____ EXTRACTED RECORDS

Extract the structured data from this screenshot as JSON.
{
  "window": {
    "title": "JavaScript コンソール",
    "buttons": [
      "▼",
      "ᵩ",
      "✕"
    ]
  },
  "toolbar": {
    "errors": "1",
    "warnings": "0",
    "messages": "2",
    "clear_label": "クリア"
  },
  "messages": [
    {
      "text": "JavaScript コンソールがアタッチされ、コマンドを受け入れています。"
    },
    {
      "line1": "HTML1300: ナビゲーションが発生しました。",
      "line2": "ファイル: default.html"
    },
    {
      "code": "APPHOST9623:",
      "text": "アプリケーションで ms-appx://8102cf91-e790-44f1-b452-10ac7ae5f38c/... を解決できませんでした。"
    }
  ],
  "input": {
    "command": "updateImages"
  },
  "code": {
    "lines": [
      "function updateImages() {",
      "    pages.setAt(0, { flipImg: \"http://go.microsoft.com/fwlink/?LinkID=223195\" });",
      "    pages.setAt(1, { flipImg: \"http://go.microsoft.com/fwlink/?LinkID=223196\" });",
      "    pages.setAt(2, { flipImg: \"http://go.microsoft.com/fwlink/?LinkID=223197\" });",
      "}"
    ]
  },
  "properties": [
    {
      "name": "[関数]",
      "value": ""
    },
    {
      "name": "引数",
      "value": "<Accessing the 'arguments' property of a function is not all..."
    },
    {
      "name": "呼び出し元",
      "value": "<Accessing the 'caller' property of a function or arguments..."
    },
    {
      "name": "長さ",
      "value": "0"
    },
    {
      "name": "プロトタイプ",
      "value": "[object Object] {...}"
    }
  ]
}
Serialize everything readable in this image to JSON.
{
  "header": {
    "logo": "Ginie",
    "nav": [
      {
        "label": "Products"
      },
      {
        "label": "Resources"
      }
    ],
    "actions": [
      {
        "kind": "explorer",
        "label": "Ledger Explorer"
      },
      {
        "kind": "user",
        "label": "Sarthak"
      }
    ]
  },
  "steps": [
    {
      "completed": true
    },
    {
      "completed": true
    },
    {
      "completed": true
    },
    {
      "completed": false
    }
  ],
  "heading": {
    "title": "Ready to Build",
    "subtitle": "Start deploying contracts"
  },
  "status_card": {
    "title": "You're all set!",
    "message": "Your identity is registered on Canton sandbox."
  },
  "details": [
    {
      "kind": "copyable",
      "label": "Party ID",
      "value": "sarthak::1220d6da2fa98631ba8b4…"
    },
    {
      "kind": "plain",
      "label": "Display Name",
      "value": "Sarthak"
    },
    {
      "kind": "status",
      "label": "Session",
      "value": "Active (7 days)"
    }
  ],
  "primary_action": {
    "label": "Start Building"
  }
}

________

Reproduce the material above without altering a single character.

Extract the structured data from this screenshot as JSON.
{
  "window": {
    "title": "JavaScript コンソール",
    "buttons": [
      "▼",
      "ᵩ",
      "✕"
    ]
  },
  "toolbar": {
    "errors": "1",
    "warnings": "0",
    "messages": "2",
    "clear_label": "クリア"
  },
  "messages": [
    {
      "text": "JavaScript コンソールがアタッチされ、コマンドを受け入れています。"
    },
    {
      "line1": "HTML1300: ナビゲーションが発生しました。",
      "line2": "ファイル: default.html"
    },
    {
      "code": "APPHOST9623:",
      "text": "アプリケーションで ms-appx://8102cf91-e790-44f1-b452-10ac7ae5f38c/... を解決できませんでした。"
    }
  ],
  "input": {
    "command": "updateImages"
  },
  "code": {
    "lines": [
      "function updateImages() {",
      "    pages.setAt(0, { flipImg: \"http://go.microsoft.com/fwlink/?LinkID=223195\" });",
      "    pages.setAt(1, { flipImg: \"http://go.microsoft.com/fwlink/?LinkID=223196\" });",
      "    pages.setAt(2, { flipImg: \"http://go.microsoft.com/fwlink/?LinkID=223197\" });",
      "}"
    ]
  },
  "properties": [
    {
      "name": "[関数]",
      "value": ""
    },
    {
      "name": "引数",
      "value": "<Accessing the 'arguments' property of a function is not all..."
    },
    {
      "name": "呼び出し元",
      "value": "<Accessing the 'caller' property of a function or arguments..."
    },
    {
      "name": "長さ",
      "value": "0"
    },
    {
      "name": "プロトタイプ",
      "value": "[object Object] {...}"
    }
  ]
}
Serialize everything readable in this image to JSON.
{
  "header": {
    "logo": "Ginie",
    "nav": [
      {
        "label": "Products"
      },
      {
        "label": "Resources"
      }
    ],
    "actions": [
      {
        "kind": "explorer",
        "label": "Ledger Explorer"
      },
      {
        "kind": "user",
        "label": "Sarthak"
      }
    ]
  },
  "steps": [
    {
      "completed": true
    },
    {
      "completed": true
    },
    {
      "completed": true
    },
    {
      "completed": false
    }
  ],
  "heading": {
    "title": "Ready to Build",
    "subtitle": "Start deploying contracts"
  },
  "status_card": {
    "title": "You're all set!",
    "message": "Your identity is registered on Canton sandbox."
  },
  "details": [
    {
      "kind": "copyable",
      "label": "Party ID",
      "value": "sarthak::1220d6da2fa98631ba8b4…"
    },
    {
      "kind": "plain",
      "label": "Display Name",
      "value": "Sarthak"
    },
    {
      "kind": "status",
      "label": "Session",
      "value": "Active (7 days)"
    }
  ],
  "primary_action": {
    "label": "Start Building"
  }
}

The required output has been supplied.